Exercise. Extract each line of the records below that contains the word "triangle".

Items from a figure collection:
· · · · ·
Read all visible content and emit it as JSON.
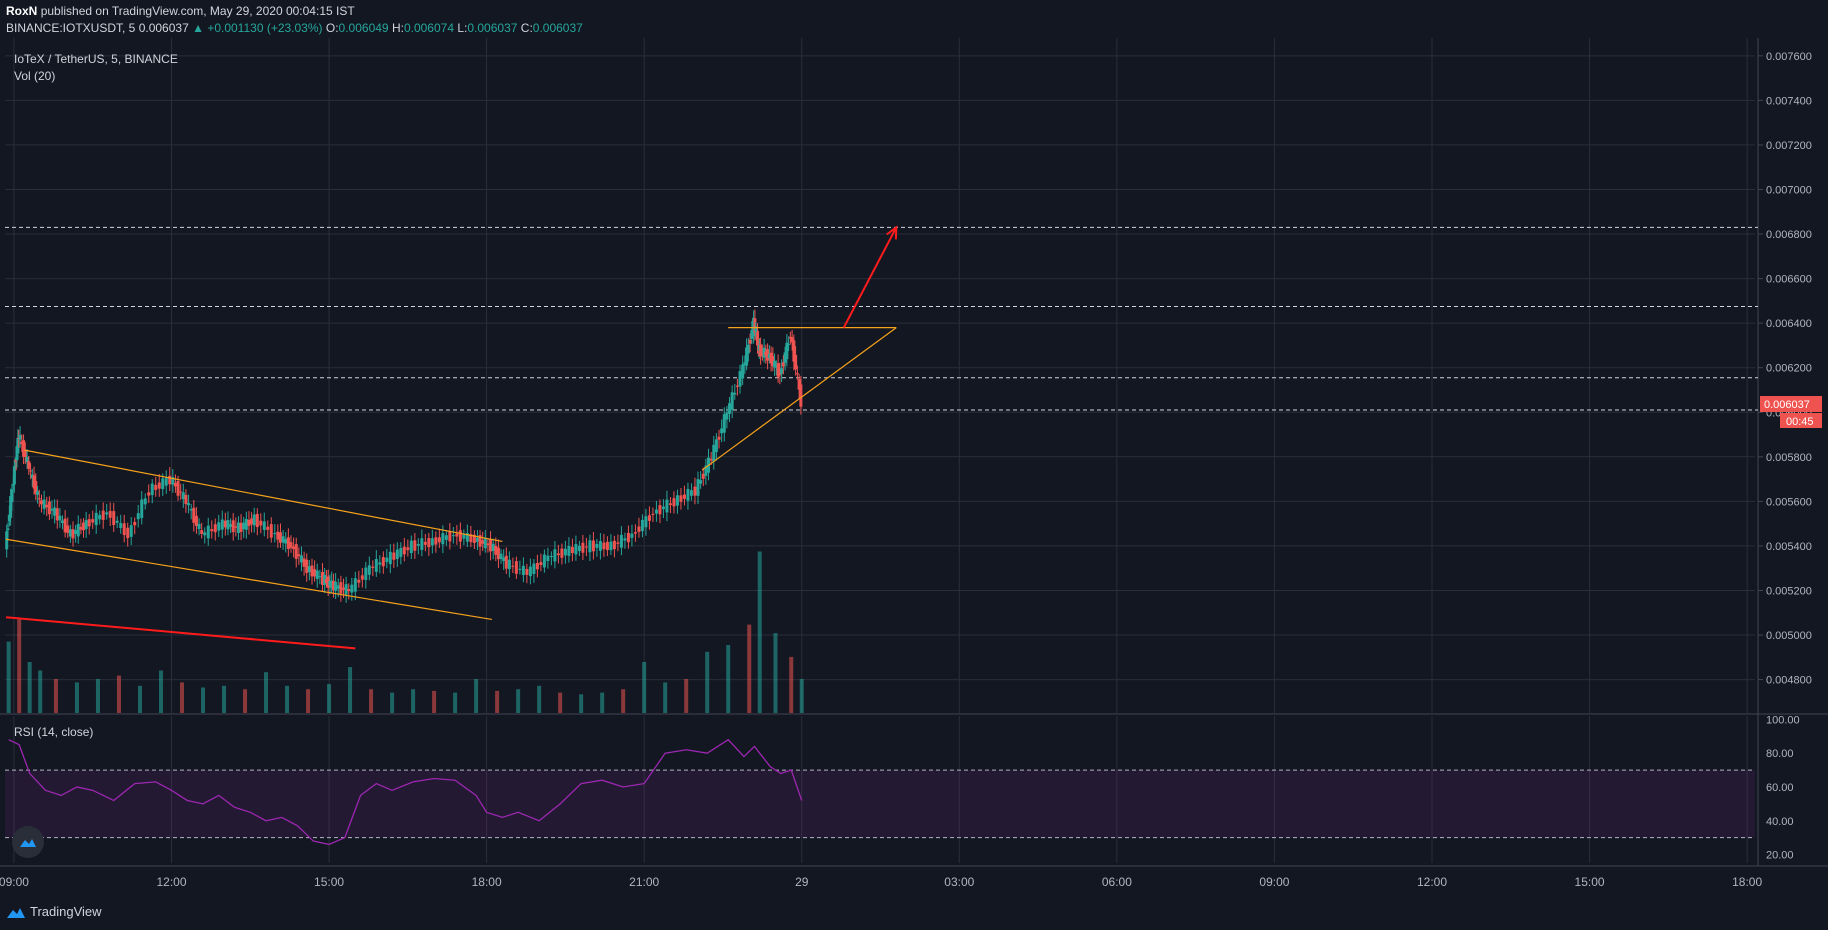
{
  "header": {
    "author": "RoxN",
    "published": "published on TradingView.com, May 29, 2020 00:04:15 IST",
    "symbol": "BINANCE:IOTXUSDT, 5",
    "last": "0.006037",
    "change": "▲ +0.001130 (+23.03%)",
    "o_label": "O:",
    "o": "0.006049",
    "h_label": "H:",
    "h": "0.006074",
    "l_label": "L:",
    "l": "0.006037",
    "c_label": "C:",
    "c": "0.006037"
  },
  "pane_legend": {
    "title": "IoTeX / TetherUS, 5, BINANCE",
    "volume": "Vol (20)",
    "rsi": "RSI (14, close)"
  },
  "price_badge": {
    "value": "0.006037",
    "countdown": "00:45",
    "color": "#ef5350"
  },
  "footer": {
    "brand": "TradingView"
  },
  "colors": {
    "up": "#26a69a",
    "down": "#ef5350",
    "trendline": "#f7a21b",
    "arrow": "#ff1b1b",
    "rsi": "#9c27b0"
  },
  "chart_data": {
    "type": "candlestick",
    "symbol": "IOTXUSDT",
    "interval": "5",
    "y_ticks": [
      "0.007600",
      "0.007400",
      "0.007200",
      "0.007000",
      "0.006800",
      "0.006600",
      "0.006400",
      "0.006200",
      "0.006000",
      "0.005800",
      "0.005600",
      "0.005400",
      "0.005200",
      "0.005000",
      "0.004800"
    ],
    "ylim": [
      0.00465,
      0.00768
    ],
    "x_ticks": [
      "09:00",
      "12:00",
      "15:00",
      "18:00",
      "21:00",
      "29",
      "03:00",
      "06:00",
      "09:00",
      "12:00",
      "15:00",
      "18:00"
    ],
    "x_tick_hours": [
      9,
      12,
      15,
      18,
      21,
      24,
      27,
      30,
      33,
      36,
      39,
      42
    ],
    "xlim_hours": [
      8.83,
      42.15
    ],
    "horizontal_levels": [
      0.00683,
      0.006475,
      0.006155,
      0.00601
    ],
    "price_path": [
      [
        8.85,
        0.0054
      ],
      [
        9.0,
        0.0057
      ],
      [
        9.1,
        0.0059
      ],
      [
        9.3,
        0.00575
      ],
      [
        9.5,
        0.0056
      ],
      [
        9.8,
        0.00555
      ],
      [
        10.1,
        0.00545
      ],
      [
        10.4,
        0.0055
      ],
      [
        10.8,
        0.00555
      ],
      [
        11.2,
        0.00545
      ],
      [
        11.6,
        0.00565
      ],
      [
        12.0,
        0.0057
      ],
      [
        12.3,
        0.0056
      ],
      [
        12.6,
        0.00545
      ],
      [
        13.0,
        0.0055
      ],
      [
        13.3,
        0.00548
      ],
      [
        13.6,
        0.00552
      ],
      [
        14.0,
        0.00545
      ],
      [
        14.3,
        0.0054
      ],
      [
        14.6,
        0.0053
      ],
      [
        14.9,
        0.00525
      ],
      [
        15.1,
        0.00522
      ],
      [
        15.4,
        0.0052
      ],
      [
        15.8,
        0.0053
      ],
      [
        16.2,
        0.00535
      ],
      [
        16.6,
        0.0054
      ],
      [
        17.0,
        0.00542
      ],
      [
        17.4,
        0.00545
      ],
      [
        17.8,
        0.00543
      ],
      [
        18.1,
        0.0054
      ],
      [
        18.4,
        0.00532
      ],
      [
        18.8,
        0.00528
      ],
      [
        19.2,
        0.00535
      ],
      [
        19.6,
        0.00538
      ],
      [
        20.0,
        0.0054
      ],
      [
        20.4,
        0.0054
      ],
      [
        20.8,
        0.00545
      ],
      [
        21.2,
        0.00555
      ],
      [
        21.6,
        0.0056
      ],
      [
        22.0,
        0.00565
      ],
      [
        22.3,
        0.0058
      ],
      [
        22.6,
        0.006
      ],
      [
        22.9,
        0.0062
      ],
      [
        23.1,
        0.0064
      ],
      [
        23.2,
        0.00628
      ],
      [
        23.4,
        0.00625
      ],
      [
        23.6,
        0.00617
      ],
      [
        23.8,
        0.00635
      ],
      [
        24.0,
        0.00605
      ]
    ],
    "volume": [
      [
        8.9,
        0.42
      ],
      [
        9.1,
        0.55
      ],
      [
        9.3,
        0.3
      ],
      [
        9.5,
        0.25
      ],
      [
        9.8,
        0.2
      ],
      [
        10.2,
        0.18
      ],
      [
        10.6,
        0.2
      ],
      [
        11.0,
        0.22
      ],
      [
        11.4,
        0.16
      ],
      [
        11.8,
        0.25
      ],
      [
        12.2,
        0.18
      ],
      [
        12.6,
        0.15
      ],
      [
        13.0,
        0.16
      ],
      [
        13.4,
        0.14
      ],
      [
        13.8,
        0.24
      ],
      [
        14.2,
        0.16
      ],
      [
        14.6,
        0.14
      ],
      [
        15.0,
        0.17
      ],
      [
        15.4,
        0.27
      ],
      [
        15.8,
        0.14
      ],
      [
        16.2,
        0.12
      ],
      [
        16.6,
        0.14
      ],
      [
        17.0,
        0.13
      ],
      [
        17.4,
        0.12
      ],
      [
        17.8,
        0.2
      ],
      [
        18.2,
        0.13
      ],
      [
        18.6,
        0.14
      ],
      [
        19.0,
        0.16
      ],
      [
        19.4,
        0.12
      ],
      [
        19.8,
        0.11
      ],
      [
        20.2,
        0.12
      ],
      [
        20.6,
        0.14
      ],
      [
        21.0,
        0.3
      ],
      [
        21.4,
        0.18
      ],
      [
        21.8,
        0.2
      ],
      [
        22.2,
        0.36
      ],
      [
        22.6,
        0.4
      ],
      [
        23.0,
        0.52
      ],
      [
        23.2,
        0.95
      ],
      [
        23.5,
        0.47
      ],
      [
        23.8,
        0.33
      ],
      [
        24.0,
        0.2
      ]
    ],
    "rsi": {
      "ylim": [
        15,
        102
      ],
      "y_ticks": [
        "100.00",
        "80.00",
        "60.00",
        "40.00",
        "20.00"
      ],
      "bands": [
        70,
        30
      ],
      "series": [
        [
          8.9,
          88
        ],
        [
          9.1,
          85
        ],
        [
          9.3,
          68
        ],
        [
          9.6,
          58
        ],
        [
          9.9,
          55
        ],
        [
          10.2,
          60
        ],
        [
          10.5,
          58
        ],
        [
          10.9,
          52
        ],
        [
          11.3,
          62
        ],
        [
          11.7,
          63
        ],
        [
          12.0,
          58
        ],
        [
          12.3,
          52
        ],
        [
          12.6,
          50
        ],
        [
          12.9,
          55
        ],
        [
          13.2,
          48
        ],
        [
          13.5,
          45
        ],
        [
          13.8,
          40
        ],
        [
          14.1,
          42
        ],
        [
          14.4,
          37
        ],
        [
          14.7,
          28
        ],
        [
          15.0,
          26
        ],
        [
          15.3,
          30
        ],
        [
          15.6,
          55
        ],
        [
          15.9,
          62
        ],
        [
          16.2,
          58
        ],
        [
          16.6,
          63
        ],
        [
          17.0,
          65
        ],
        [
          17.4,
          64
        ],
        [
          17.8,
          55
        ],
        [
          18.0,
          45
        ],
        [
          18.3,
          42
        ],
        [
          18.6,
          45
        ],
        [
          19.0,
          40
        ],
        [
          19.4,
          50
        ],
        [
          19.8,
          62
        ],
        [
          20.2,
          64
        ],
        [
          20.6,
          60
        ],
        [
          21.0,
          62
        ],
        [
          21.4,
          80
        ],
        [
          21.8,
          82
        ],
        [
          22.2,
          80
        ],
        [
          22.6,
          88
        ],
        [
          22.9,
          78
        ],
        [
          23.1,
          84
        ],
        [
          23.4,
          72
        ],
        [
          23.6,
          68
        ],
        [
          23.8,
          70
        ],
        [
          24.0,
          52
        ]
      ]
    },
    "trendlines": [
      {
        "label": "channel-upper",
        "from": [
          9.2,
          0.00583
        ],
        "to": [
          18.3,
          0.00542
        ]
      },
      {
        "label": "channel-lower",
        "from": [
          8.85,
          0.00543
        ],
        "to": [
          18.1,
          0.00507
        ]
      },
      {
        "label": "red-line",
        "from": [
          8.85,
          0.00508
        ],
        "to": [
          15.5,
          0.00494
        ]
      },
      {
        "label": "triangle-top",
        "from": [
          22.6,
          0.00638
        ],
        "to": [
          25.8,
          0.00638
        ]
      },
      {
        "label": "triangle-bottom",
        "from": [
          22.1,
          0.00574
        ],
        "to": [
          25.8,
          0.00638
        ]
      }
    ],
    "arrow": {
      "from": [
        24.8,
        0.00638
      ],
      "to": [
        25.8,
        0.00683
      ]
    }
  }
}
· · · · ·
Exercise answer.
        "label": "triangle-top",
        "label": "triangle-bottom",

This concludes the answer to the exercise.